# WHAT IS ASKED
Select the lines of the records containing the word "словами" and list them.

# INFORMATION PROVIDED
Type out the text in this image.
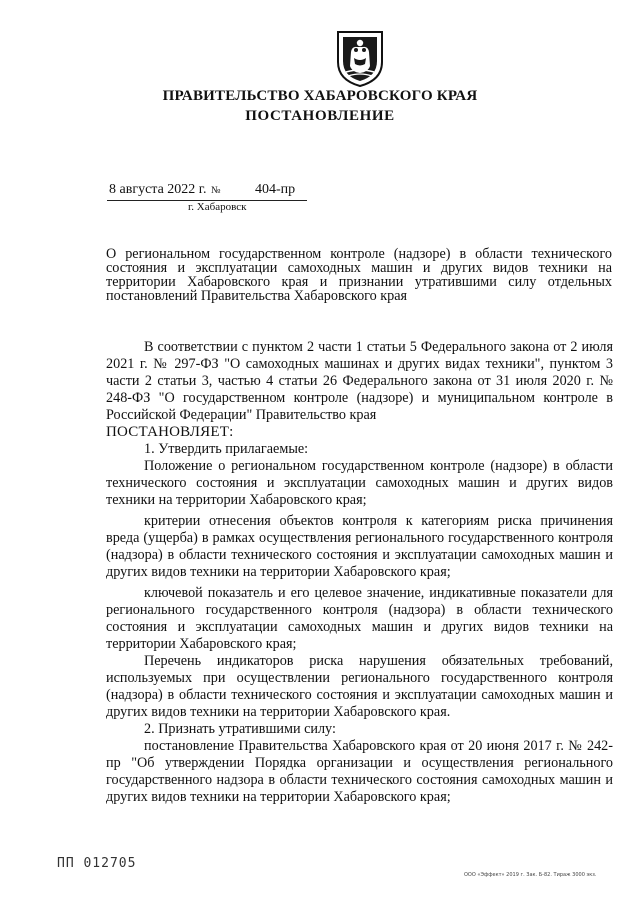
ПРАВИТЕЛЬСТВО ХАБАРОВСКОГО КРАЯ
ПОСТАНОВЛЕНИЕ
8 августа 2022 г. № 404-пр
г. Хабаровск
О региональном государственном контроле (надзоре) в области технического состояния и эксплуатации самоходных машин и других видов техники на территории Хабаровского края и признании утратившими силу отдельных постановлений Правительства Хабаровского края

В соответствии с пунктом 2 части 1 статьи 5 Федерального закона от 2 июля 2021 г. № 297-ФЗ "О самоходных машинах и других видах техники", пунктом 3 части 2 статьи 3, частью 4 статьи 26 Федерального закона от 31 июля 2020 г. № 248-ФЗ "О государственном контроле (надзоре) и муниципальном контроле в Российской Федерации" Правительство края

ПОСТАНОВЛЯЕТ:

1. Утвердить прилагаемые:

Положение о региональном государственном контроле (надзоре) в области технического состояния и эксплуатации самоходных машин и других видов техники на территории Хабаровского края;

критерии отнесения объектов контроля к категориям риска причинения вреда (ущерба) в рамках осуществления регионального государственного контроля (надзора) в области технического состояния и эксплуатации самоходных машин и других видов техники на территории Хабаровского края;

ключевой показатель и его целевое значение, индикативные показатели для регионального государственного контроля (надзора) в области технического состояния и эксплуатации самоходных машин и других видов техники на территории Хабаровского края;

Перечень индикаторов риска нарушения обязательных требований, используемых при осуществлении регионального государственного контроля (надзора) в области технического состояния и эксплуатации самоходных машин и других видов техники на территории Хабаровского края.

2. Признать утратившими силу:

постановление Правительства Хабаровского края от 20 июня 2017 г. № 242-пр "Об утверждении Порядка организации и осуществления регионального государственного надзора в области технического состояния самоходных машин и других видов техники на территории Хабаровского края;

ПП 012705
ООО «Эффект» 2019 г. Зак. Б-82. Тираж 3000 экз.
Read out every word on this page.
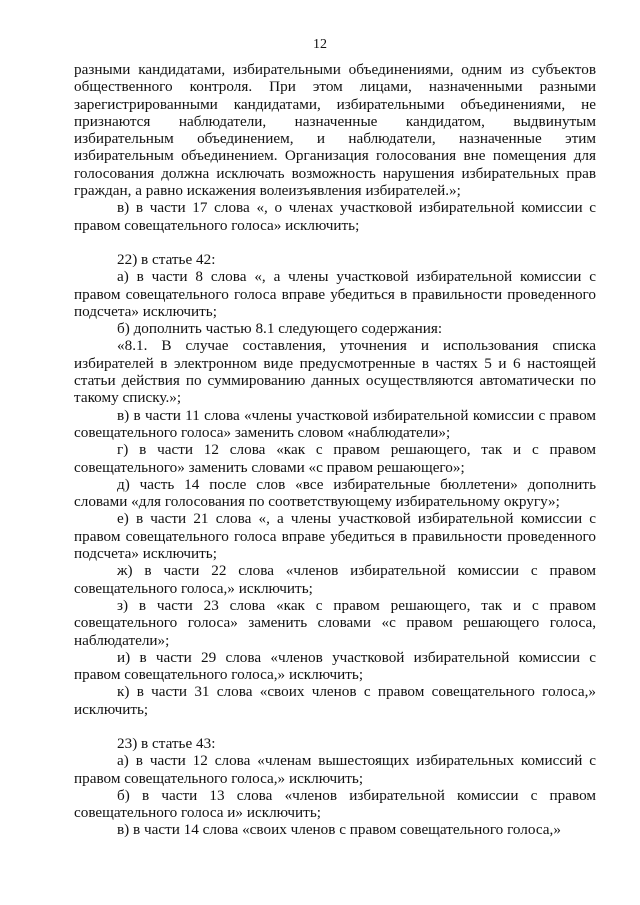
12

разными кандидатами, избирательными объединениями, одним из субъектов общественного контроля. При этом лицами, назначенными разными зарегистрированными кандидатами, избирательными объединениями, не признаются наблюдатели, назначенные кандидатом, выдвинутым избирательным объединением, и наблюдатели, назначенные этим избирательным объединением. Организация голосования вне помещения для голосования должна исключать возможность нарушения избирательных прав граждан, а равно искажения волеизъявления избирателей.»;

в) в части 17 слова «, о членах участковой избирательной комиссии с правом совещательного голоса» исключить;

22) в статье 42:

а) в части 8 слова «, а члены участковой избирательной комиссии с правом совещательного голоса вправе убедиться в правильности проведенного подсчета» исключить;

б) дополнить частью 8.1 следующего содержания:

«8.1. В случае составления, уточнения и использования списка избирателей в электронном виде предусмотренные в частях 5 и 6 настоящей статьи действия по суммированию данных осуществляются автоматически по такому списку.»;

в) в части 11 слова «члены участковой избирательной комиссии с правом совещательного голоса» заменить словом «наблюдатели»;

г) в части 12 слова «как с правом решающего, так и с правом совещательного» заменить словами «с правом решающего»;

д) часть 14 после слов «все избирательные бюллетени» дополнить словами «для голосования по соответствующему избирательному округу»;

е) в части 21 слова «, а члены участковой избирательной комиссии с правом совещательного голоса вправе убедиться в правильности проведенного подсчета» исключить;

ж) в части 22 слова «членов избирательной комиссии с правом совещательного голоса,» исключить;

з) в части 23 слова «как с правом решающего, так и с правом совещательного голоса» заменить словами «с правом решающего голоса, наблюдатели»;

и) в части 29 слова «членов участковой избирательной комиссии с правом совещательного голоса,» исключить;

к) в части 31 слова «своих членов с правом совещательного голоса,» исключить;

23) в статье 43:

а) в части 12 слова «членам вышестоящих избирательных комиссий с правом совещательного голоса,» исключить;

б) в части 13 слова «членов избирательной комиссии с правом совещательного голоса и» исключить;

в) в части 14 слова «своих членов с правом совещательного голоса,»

# TASK SOLUTION
г) в части 12 слова «как с правом решающего, так и с правом совещательного» заменить словами «с правом решающего»;
д) часть 14 после слов «все избирательные бюллетени» дополнить словами «для голосования по соответствующему избирательному округу»;
з) в части 23 слова «как с правом решающего, так и с правом совещательного голоса» заменить словами «с правом решающего голоса, наблюдатели»;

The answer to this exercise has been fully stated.